Stored dataset items:
········
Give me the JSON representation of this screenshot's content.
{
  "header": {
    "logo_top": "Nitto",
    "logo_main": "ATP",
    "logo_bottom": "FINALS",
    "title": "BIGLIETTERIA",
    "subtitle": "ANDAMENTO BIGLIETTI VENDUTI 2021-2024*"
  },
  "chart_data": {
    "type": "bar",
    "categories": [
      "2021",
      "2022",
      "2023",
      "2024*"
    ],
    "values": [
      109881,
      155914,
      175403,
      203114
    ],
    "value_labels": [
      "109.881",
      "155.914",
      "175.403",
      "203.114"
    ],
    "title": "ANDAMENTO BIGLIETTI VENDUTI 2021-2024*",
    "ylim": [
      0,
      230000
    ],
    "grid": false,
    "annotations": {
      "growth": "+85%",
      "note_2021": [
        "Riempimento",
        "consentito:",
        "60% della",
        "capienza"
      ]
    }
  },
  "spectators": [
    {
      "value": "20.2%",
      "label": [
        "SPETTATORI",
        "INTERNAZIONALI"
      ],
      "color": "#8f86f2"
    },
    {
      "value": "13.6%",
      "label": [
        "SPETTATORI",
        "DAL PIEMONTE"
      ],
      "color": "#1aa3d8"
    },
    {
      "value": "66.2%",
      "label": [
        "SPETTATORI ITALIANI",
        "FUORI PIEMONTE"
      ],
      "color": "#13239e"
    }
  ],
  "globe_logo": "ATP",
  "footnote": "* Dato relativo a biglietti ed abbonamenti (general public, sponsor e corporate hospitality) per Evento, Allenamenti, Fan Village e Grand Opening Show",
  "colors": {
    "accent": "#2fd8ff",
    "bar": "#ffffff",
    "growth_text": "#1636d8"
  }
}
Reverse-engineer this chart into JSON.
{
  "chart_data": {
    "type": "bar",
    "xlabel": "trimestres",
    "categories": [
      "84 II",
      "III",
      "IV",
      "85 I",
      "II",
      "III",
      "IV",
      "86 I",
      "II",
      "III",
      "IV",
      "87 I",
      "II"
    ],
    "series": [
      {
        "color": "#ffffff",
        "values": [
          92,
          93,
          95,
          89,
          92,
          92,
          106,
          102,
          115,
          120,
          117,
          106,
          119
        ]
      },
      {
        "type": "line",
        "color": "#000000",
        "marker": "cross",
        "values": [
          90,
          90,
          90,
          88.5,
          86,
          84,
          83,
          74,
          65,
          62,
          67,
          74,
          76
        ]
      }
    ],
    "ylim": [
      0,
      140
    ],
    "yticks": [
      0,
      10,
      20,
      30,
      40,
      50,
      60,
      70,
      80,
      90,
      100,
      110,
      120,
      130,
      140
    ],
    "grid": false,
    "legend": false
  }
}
········
● EXERCISE TASK
Please repeat the listing above in full and exactly.

● SOLUTION FOR THIS TASK
Give me the JSON representation of this screenshot's content.
{
  "header": {
    "logo_top": "Nitto",
    "logo_main": "ATP",
    "logo_bottom": "FINALS",
    "title": "BIGLIETTERIA",
    "subtitle": "ANDAMENTO BIGLIETTI VENDUTI 2021-2024*"
  },
  "chart_data": {
    "type": "bar",
    "categories": [
      "2021",
      "2022",
      "2023",
      "2024*"
    ],
    "values": [
      109881,
      155914,
      175403,
      203114
    ],
    "value_labels": [
      "109.881",
      "155.914",
      "175.403",
      "203.114"
    ],
    "title": "ANDAMENTO BIGLIETTI VENDUTI 2021-2024*",
    "ylim": [
      0,
      230000
    ],
    "grid": false,
    "annotations": {
      "growth": "+85%",
      "note_2021": [
        "Riempimento",
        "consentito:",
        "60% della",
        "capienza"
      ]
    }
  },
  "spectators": [
    {
      "value": "20.2%",
      "label": [
        "SPETTATORI",
        "INTERNAZIONALI"
      ],
      "color": "#8f86f2"
    },
    {
      "value": "13.6%",
      "label": [
        "SPETTATORI",
        "DAL PIEMONTE"
      ],
      "color": "#1aa3d8"
    },
    {
      "value": "66.2%",
      "label": [
        "SPETTATORI ITALIANI",
        "FUORI PIEMONTE"
      ],
      "color": "#13239e"
    }
  ],
  "globe_logo": "ATP",
  "footnote": "* Dato relativo a biglietti ed abbonamenti (general public, sponsor e corporate hospitality) per Evento, Allenamenti, Fan Village e Grand Opening Show",
  "colors": {
    "accent": "#2fd8ff",
    "bar": "#ffffff",
    "growth_text": "#1636d8"
  }
}
Reverse-engineer this chart into JSON.
{
  "chart_data": {
    "type": "bar",
    "xlabel": "trimestres",
    "categories": [
      "84 II",
      "III",
      "IV",
      "85 I",
      "II",
      "III",
      "IV",
      "86 I",
      "II",
      "III",
      "IV",
      "87 I",
      "II"
    ],
    "series": [
      {
        "color": "#ffffff",
        "values": [
          92,
          93,
          95,
          89,
          92,
          92,
          106,
          102,
          115,
          120,
          117,
          106,
          119
        ]
      },
      {
        "type": "line",
        "color": "#000000",
        "marker": "cross",
        "values": [
          90,
          90,
          90,
          88.5,
          86,
          84,
          83,
          74,
          65,
          62,
          67,
          74,
          76
        ]
      }
    ],
    "ylim": [
      0,
      140
    ],
    "yticks": [
      0,
      10,
      20,
      30,
      40,
      50,
      60,
      70,
      80,
      90,
      100,
      110,
      120,
      130,
      140
    ],
    "grid": false,
    "legend": false
  }
}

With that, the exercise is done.